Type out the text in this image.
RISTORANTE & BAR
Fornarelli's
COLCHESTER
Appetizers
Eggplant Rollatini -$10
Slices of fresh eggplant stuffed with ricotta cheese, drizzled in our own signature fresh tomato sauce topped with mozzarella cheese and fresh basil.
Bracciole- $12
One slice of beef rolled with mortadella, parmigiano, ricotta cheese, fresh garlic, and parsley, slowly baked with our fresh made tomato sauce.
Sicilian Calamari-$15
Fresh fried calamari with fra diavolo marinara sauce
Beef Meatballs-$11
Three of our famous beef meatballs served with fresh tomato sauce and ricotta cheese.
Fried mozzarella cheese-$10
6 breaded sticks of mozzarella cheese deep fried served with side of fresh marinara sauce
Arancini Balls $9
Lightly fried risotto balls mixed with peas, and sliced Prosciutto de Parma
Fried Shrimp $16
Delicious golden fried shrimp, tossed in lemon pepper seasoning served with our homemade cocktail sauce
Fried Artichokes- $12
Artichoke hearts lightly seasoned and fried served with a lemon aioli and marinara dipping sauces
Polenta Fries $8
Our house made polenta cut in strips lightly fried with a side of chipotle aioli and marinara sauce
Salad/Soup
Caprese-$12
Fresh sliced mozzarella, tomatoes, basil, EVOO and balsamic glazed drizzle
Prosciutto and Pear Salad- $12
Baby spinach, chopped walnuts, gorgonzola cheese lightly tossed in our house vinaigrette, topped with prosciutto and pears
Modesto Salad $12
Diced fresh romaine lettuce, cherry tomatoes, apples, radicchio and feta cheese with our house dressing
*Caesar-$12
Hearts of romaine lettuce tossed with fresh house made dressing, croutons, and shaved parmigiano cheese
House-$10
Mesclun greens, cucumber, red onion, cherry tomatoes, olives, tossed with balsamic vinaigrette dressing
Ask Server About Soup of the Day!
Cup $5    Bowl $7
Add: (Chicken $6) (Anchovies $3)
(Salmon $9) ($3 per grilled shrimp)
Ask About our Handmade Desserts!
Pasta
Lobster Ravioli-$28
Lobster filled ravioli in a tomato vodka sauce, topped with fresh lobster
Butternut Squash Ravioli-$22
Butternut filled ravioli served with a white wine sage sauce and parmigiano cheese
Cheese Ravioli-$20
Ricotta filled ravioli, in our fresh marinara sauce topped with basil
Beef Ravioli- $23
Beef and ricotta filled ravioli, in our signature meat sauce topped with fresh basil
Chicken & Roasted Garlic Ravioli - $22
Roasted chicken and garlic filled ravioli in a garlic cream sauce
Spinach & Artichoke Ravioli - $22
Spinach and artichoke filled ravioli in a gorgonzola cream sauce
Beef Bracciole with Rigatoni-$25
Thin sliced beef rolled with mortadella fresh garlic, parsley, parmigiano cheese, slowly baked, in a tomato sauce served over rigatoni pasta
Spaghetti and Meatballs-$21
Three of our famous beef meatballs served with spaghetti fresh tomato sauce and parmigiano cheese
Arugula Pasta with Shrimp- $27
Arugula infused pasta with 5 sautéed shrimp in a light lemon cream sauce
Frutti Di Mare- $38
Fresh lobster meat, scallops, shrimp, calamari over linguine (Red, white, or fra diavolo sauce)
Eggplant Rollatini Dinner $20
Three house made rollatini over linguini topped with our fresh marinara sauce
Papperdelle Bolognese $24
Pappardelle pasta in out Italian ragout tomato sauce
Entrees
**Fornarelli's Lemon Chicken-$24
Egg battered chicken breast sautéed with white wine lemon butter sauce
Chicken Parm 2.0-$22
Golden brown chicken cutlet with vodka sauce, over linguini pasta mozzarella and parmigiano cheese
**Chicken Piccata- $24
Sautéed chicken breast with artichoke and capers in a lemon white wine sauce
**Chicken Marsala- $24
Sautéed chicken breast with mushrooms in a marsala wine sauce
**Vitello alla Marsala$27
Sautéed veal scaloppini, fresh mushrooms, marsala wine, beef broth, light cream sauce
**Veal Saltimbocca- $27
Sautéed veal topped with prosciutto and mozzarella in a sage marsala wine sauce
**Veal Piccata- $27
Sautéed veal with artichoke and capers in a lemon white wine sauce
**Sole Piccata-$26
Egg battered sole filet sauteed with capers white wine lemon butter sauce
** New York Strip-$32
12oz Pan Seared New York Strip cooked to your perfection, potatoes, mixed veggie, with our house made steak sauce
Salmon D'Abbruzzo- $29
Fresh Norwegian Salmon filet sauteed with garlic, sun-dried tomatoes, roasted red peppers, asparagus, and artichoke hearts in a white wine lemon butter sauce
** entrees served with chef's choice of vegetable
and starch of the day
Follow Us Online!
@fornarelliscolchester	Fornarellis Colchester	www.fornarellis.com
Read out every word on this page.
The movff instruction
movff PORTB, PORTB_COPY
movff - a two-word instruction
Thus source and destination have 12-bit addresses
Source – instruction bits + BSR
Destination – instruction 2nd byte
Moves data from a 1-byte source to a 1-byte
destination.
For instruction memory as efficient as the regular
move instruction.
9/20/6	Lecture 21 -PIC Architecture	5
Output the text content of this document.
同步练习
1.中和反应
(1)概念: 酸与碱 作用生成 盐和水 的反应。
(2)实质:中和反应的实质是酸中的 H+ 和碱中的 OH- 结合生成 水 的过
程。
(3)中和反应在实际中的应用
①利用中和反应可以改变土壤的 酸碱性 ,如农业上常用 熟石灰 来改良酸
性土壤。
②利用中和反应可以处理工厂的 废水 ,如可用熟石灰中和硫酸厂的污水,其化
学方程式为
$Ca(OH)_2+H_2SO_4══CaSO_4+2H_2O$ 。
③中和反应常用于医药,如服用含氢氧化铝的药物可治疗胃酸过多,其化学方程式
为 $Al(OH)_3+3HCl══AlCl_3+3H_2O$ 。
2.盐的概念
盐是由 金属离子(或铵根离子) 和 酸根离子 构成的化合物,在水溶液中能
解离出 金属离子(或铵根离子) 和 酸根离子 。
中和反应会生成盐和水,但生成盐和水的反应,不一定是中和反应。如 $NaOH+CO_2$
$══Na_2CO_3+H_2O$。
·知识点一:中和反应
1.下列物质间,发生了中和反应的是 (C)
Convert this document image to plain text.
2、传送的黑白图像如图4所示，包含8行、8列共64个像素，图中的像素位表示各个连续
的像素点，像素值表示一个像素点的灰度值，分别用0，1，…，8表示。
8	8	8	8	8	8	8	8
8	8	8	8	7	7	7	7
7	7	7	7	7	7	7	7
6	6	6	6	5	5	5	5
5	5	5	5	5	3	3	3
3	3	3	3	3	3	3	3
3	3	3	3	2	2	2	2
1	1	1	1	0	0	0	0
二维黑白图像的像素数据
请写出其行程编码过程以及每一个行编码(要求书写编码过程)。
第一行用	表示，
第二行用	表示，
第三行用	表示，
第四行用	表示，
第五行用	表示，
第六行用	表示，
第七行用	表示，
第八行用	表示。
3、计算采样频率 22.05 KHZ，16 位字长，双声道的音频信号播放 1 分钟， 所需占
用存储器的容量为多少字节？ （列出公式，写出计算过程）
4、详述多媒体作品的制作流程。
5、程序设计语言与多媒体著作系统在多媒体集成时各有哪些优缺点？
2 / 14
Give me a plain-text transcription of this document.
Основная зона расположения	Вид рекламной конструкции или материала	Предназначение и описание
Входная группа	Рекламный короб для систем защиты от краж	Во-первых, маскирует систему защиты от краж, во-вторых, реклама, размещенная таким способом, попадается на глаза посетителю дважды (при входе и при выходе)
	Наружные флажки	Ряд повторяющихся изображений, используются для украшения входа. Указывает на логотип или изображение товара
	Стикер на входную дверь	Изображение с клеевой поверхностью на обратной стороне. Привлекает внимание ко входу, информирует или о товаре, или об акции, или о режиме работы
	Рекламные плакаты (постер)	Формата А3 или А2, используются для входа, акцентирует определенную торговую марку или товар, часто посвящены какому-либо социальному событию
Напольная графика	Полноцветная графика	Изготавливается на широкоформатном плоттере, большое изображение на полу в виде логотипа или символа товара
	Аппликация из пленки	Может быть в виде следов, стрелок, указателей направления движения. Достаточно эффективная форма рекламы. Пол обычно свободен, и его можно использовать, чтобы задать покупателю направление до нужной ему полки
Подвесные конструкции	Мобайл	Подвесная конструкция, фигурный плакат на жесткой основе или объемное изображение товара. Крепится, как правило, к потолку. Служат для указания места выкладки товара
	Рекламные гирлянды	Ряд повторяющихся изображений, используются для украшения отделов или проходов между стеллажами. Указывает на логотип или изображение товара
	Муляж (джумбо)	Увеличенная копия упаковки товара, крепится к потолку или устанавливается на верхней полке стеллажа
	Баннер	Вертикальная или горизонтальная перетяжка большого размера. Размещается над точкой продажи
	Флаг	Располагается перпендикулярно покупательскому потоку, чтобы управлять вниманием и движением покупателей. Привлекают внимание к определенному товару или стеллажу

━━━━━━━━━━━━━━━━━━━━━━━━━━━━━━

WORK TO COMPLETE:
Read through the data and copy every line where "York" shows up.

SOLUTION TO THE EXERCISE:
** New York Strip-$32
12oz Pan Seared New York Strip cooked to your perfection, potatoes, mixed veggie, with our house made steak sauce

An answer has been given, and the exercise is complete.